*Exercise task*:
Print all of the data exactly.

*Records provided*:

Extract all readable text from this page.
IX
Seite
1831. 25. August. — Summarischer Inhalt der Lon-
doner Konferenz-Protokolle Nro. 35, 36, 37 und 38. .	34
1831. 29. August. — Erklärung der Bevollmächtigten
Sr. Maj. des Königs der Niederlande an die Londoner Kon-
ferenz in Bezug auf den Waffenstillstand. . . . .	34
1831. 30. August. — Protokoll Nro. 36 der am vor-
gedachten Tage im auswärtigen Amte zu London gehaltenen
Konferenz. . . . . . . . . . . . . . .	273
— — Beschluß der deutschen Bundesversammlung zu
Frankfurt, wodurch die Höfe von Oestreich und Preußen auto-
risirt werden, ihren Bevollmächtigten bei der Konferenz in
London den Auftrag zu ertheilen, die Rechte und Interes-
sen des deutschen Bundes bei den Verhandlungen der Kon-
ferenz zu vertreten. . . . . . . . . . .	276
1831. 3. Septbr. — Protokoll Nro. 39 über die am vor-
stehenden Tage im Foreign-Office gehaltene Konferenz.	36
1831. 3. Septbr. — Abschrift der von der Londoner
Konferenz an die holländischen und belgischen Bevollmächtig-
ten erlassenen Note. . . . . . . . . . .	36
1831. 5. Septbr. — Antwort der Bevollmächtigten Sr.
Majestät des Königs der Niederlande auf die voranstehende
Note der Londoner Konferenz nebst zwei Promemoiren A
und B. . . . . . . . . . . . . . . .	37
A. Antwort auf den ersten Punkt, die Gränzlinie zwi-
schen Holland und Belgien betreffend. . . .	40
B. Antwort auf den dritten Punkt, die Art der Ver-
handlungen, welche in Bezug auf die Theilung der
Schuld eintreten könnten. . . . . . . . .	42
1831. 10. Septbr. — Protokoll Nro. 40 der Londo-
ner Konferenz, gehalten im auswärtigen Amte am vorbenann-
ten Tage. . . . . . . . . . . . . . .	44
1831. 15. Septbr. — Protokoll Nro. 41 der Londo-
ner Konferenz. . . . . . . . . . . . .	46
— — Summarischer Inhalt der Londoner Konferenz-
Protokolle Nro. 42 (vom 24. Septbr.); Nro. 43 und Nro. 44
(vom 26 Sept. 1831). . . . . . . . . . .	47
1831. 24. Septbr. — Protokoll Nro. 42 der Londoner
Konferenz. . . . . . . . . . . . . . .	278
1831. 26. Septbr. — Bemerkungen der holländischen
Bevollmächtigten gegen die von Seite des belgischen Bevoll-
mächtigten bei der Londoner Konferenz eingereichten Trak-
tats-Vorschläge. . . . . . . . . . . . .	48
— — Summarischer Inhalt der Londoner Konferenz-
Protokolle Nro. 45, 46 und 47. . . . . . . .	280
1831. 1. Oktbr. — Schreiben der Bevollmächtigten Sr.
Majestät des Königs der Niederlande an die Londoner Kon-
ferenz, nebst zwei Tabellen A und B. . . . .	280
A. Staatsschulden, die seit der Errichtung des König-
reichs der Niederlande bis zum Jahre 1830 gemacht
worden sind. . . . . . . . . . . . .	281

*Final result*:
Extract all readable text from this page.
IX
Seite
1831. 25. August. — Summarischer Inhalt der Lon-
doner Konferenz-Protokolle Nro. 35, 36, 37 und 38. .	34
1831. 29. August. — Erklärung der Bevollmächtigten
Sr. Maj. des Königs der Niederlande an die Londoner Kon-
ferenz in Bezug auf den Waffenstillstand. . . . .	34
1831. 30. August. — Protokoll Nro. 36 der am vor-
gedachten Tage im auswärtigen Amte zu London gehaltenen
Konferenz. . . . . . . . . . . . . . .	273
— — Beschluß der deutschen Bundesversammlung zu
Frankfurt, wodurch die Höfe von Oestreich und Preußen auto-
risirt werden, ihren Bevollmächtigten bei der Konferenz in
London den Auftrag zu ertheilen, die Rechte und Interes-
sen des deutschen Bundes bei den Verhandlungen der Kon-
ferenz zu vertreten. . . . . . . . . . .	276
1831. 3. Septbr. — Protokoll Nro. 39 über die am vor-
stehenden Tage im Foreign-Office gehaltene Konferenz.	36
1831. 3. Septbr. — Abschrift der von der Londoner
Konferenz an die holländischen und belgischen Bevollmächtig-
ten erlassenen Note. . . . . . . . . . .	36
1831. 5. Septbr. — Antwort der Bevollmächtigten Sr.
Majestät des Königs der Niederlande auf die voranstehende
Note der Londoner Konferenz nebst zwei Promemoiren A
und B. . . . . . . . . . . . . . . .	37
A. Antwort auf den ersten Punkt, die Gränzlinie zwi-
schen Holland und Belgien betreffend. . . .	40
B. Antwort auf den dritten Punkt, die Art der Ver-
handlungen, welche in Bezug auf die Theilung der
Schuld eintreten könnten. . . . . . . . .	42
1831. 10. Septbr. — Protokoll Nro. 40 der Londo-
ner Konferenz, gehalten im auswärtigen Amte am vorbenann-
ten Tage. . . . . . . . . . . . . . .	44
1831. 15. Septbr. — Protokoll Nro. 41 der Londo-
ner Konferenz. . . . . . . . . . . . .	46
— — Summarischer Inhalt der Londoner Konferenz-
Protokolle Nro. 42 (vom 24. Septbr.); Nro. 43 und Nro. 44
(vom 26 Sept. 1831). . . . . . . . . . .	47
1831. 24. Septbr. — Protokoll Nro. 42 der Londoner
Konferenz. . . . . . . . . . . . . . .	278
1831. 26. Septbr. — Bemerkungen der holländischen
Bevollmächtigten gegen die von Seite des belgischen Bevoll-
mächtigten bei der Londoner Konferenz eingereichten Trak-
tats-Vorschläge. . . . . . . . . . . . .	48
— — Summarischer Inhalt der Londoner Konferenz-
Protokolle Nro. 45, 46 und 47. . . . . . . .	280
1831. 1. Oktbr. — Schreiben der Bevollmächtigten Sr.
Majestät des Königs der Niederlande an die Londoner Kon-
ferenz, nebst zwei Tabellen A und B. . . . .	280
A. Staatsschulden, die seit der Errichtung des König-
reichs der Niederlande bis zum Jahre 1830 gemacht
worden sind. . . . . . . . . . . . .	281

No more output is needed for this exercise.